Dataset rows describing interfaces:
※

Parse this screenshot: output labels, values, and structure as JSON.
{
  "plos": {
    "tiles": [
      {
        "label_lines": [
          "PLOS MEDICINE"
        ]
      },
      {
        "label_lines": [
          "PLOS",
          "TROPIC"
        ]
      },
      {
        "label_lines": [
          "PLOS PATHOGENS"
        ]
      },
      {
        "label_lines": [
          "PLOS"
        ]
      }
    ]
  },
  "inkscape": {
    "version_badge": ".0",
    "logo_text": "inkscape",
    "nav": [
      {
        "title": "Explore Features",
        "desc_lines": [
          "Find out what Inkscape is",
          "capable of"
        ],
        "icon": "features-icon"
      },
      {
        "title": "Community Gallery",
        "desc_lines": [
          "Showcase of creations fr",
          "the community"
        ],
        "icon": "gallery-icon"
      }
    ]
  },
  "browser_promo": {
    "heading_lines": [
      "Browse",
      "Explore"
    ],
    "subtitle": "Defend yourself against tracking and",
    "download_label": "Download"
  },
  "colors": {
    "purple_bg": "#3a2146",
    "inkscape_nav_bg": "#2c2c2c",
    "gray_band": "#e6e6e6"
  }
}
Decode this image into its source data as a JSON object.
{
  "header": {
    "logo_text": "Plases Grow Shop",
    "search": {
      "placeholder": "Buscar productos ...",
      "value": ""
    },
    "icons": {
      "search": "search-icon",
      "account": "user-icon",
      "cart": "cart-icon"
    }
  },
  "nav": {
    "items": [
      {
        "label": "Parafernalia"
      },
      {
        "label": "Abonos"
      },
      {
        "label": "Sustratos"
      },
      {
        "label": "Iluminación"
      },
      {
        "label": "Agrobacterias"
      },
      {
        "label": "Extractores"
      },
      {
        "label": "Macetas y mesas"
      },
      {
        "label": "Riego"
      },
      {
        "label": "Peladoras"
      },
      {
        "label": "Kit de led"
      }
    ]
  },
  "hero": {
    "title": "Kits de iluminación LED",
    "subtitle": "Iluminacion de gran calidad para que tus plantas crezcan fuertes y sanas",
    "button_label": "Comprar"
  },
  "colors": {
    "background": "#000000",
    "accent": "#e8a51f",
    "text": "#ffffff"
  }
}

※

EXERCISE GOAL:
Make an exact transcription of all the records.

EXERCISE RESPONSE:
Parse this screenshot: output labels, values, and structure as JSON.
{
  "plos": {
    "tiles": [
      {
        "label_lines": [
          "PLOS MEDICINE"
        ]
      },
      {
        "label_lines": [
          "PLOS",
          "TROPIC"
        ]
      },
      {
        "label_lines": [
          "PLOS PATHOGENS"
        ]
      },
      {
        "label_lines": [
          "PLOS"
        ]
      }
    ]
  },
  "inkscape": {
    "version_badge": ".0",
    "logo_text": "inkscape",
    "nav": [
      {
        "title": "Explore Features",
        "desc_lines": [
          "Find out what Inkscape is",
          "capable of"
        ],
        "icon": "features-icon"
      },
      {
        "title": "Community Gallery",
        "desc_lines": [
          "Showcase of creations fr",
          "the community"
        ],
        "icon": "gallery-icon"
      }
    ]
  },
  "browser_promo": {
    "heading_lines": [
      "Browse",
      "Explore"
    ],
    "subtitle": "Defend yourself against tracking and",
    "download_label": "Download"
  },
  "colors": {
    "purple_bg": "#3a2146",
    "inkscape_nav_bg": "#2c2c2c",
    "gray_band": "#e6e6e6"
  }
}
Decode this image into its source data as a JSON object.
{
  "header": {
    "logo_text": "Plases Grow Shop",
    "search": {
      "placeholder": "Buscar productos ...",
      "value": ""
    },
    "icons": {
      "search": "search-icon",
      "account": "user-icon",
      "cart": "cart-icon"
    }
  },
  "nav": {
    "items": [
      {
        "label": "Parafernalia"
      },
      {
        "label": "Abonos"
      },
      {
        "label": "Sustratos"
      },
      {
        "label": "Iluminación"
      },
      {
        "label": "Agrobacterias"
      },
      {
        "label": "Extractores"
      },
      {
        "label": "Macetas y mesas"
      },
      {
        "label": "Riego"
      },
      {
        "label": "Peladoras"
      },
      {
        "label": "Kit de led"
      }
    ]
  },
  "hero": {
    "title": "Kits de iluminación LED",
    "subtitle": "Iluminacion de gran calidad para que tus plantas crezcan fuertes y sanas",
    "button_label": "Comprar"
  },
  "colors": {
    "background": "#000000",
    "accent": "#e8a51f",
    "text": "#ffffff"
  }
}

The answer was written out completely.